What is asked:
Check each line of the records below and collect those holding "Licensee".

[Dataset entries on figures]
■ ■ ■ ■ ■ ■ ■

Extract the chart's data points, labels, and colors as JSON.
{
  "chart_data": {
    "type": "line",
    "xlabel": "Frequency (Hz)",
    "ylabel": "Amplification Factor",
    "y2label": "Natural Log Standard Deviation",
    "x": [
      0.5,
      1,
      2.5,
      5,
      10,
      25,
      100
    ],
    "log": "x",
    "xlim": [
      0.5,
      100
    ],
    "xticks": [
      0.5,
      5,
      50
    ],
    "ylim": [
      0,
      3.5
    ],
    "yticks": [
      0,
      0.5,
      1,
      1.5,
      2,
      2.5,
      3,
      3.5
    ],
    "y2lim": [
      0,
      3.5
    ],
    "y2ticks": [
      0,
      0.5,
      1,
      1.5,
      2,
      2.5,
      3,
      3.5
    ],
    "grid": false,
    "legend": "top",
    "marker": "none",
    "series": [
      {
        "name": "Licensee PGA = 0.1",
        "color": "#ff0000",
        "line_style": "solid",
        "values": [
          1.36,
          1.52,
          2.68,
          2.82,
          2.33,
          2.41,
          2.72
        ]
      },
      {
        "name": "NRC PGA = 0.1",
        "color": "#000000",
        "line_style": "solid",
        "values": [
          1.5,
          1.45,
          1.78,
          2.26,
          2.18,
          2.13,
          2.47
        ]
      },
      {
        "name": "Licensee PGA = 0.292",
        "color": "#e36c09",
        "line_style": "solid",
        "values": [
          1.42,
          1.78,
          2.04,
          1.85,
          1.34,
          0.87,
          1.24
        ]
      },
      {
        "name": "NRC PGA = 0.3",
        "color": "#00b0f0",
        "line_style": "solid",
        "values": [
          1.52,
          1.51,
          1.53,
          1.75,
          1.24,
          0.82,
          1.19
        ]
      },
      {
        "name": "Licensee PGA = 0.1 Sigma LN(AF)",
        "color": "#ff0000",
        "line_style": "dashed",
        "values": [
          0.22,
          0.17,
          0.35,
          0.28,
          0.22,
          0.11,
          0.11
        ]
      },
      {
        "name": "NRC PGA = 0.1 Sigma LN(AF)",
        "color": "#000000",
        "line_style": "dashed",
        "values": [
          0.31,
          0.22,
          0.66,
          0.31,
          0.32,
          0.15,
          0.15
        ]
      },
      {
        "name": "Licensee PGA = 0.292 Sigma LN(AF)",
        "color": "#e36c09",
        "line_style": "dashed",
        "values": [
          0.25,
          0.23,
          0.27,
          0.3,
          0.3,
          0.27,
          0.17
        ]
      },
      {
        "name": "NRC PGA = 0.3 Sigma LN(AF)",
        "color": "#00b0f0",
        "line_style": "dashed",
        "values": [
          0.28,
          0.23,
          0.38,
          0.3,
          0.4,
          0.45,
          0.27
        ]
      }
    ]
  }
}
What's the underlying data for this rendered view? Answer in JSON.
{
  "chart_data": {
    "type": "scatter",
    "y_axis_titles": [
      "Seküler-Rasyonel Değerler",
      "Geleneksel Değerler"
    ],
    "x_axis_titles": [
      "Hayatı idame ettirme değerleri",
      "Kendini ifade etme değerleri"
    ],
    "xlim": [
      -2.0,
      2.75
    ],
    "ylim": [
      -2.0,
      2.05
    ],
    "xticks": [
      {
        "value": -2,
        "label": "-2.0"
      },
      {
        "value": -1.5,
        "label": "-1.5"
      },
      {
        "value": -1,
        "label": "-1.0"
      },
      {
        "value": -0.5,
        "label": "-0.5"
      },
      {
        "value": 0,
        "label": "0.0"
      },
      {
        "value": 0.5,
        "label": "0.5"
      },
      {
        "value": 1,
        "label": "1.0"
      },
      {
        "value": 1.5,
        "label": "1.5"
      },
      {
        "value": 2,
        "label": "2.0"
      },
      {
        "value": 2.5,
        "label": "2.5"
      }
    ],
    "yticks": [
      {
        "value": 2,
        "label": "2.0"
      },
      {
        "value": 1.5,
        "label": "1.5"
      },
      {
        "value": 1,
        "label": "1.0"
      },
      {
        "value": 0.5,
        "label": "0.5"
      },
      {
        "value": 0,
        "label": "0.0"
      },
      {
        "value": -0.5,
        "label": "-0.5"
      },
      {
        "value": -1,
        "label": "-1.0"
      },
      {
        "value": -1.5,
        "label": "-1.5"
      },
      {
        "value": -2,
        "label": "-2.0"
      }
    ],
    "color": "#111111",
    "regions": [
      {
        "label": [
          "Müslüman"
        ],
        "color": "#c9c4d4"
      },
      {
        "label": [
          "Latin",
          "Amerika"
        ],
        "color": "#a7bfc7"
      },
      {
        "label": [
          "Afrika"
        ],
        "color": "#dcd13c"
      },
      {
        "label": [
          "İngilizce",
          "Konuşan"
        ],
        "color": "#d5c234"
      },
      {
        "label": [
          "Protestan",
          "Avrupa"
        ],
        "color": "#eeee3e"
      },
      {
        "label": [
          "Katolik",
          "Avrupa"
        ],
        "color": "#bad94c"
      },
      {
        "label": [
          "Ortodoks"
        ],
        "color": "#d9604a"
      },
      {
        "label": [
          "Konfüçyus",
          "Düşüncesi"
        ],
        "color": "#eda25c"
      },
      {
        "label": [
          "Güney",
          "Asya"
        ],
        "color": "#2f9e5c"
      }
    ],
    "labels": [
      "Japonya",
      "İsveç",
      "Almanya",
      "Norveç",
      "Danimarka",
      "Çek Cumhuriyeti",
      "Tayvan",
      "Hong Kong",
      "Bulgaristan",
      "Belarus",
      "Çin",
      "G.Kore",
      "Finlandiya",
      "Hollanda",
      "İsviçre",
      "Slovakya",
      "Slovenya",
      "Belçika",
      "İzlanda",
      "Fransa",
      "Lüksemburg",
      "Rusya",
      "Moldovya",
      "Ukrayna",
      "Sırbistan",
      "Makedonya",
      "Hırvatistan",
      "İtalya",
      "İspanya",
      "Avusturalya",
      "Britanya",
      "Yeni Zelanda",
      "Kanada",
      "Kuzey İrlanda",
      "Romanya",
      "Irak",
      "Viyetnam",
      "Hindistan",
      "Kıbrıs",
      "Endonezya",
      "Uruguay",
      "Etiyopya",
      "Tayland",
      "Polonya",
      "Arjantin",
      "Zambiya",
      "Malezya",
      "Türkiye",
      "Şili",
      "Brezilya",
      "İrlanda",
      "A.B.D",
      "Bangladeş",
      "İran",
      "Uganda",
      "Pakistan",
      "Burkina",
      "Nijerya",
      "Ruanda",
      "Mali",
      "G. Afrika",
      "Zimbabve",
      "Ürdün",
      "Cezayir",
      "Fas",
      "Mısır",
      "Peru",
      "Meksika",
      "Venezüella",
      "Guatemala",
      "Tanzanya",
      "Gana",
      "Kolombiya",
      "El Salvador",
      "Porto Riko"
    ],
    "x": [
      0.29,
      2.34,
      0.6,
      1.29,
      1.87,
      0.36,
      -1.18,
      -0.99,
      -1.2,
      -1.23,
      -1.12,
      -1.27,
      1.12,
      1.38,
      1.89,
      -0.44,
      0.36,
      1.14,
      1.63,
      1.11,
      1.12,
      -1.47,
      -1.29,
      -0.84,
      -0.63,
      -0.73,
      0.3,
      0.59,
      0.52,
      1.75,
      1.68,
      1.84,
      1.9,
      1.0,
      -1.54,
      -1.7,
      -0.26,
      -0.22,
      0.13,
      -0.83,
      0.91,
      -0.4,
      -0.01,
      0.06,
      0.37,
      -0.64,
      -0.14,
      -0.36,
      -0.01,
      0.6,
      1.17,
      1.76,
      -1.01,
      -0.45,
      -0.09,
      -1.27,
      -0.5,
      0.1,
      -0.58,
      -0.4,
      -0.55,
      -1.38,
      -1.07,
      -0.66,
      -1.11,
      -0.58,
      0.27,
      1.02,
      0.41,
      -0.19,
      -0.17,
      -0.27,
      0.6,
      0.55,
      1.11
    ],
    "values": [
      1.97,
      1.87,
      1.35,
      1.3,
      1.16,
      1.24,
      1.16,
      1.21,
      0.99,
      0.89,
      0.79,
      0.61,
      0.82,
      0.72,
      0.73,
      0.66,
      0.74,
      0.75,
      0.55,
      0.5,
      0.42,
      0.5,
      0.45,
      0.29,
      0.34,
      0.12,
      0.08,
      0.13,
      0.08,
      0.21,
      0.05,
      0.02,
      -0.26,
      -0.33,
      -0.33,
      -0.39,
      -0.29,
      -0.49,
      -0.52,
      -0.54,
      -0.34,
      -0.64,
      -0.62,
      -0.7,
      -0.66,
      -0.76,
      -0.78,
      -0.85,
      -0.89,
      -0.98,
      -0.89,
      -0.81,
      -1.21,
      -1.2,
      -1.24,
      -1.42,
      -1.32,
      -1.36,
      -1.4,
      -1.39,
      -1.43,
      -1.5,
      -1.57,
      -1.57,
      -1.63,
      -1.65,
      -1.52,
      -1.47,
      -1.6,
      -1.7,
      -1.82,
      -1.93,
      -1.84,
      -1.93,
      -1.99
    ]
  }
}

■ ■ ■ ■ ■ ■ ■

Finished exercise:
        "name": "Licensee PGA = 0.1",
        "name": "Licensee PGA = 0.292",
        "name": "Licensee PGA = 0.1 Sigma LN(AF)",
        "name": "Licensee PGA = 0.292 Sigma LN(AF)",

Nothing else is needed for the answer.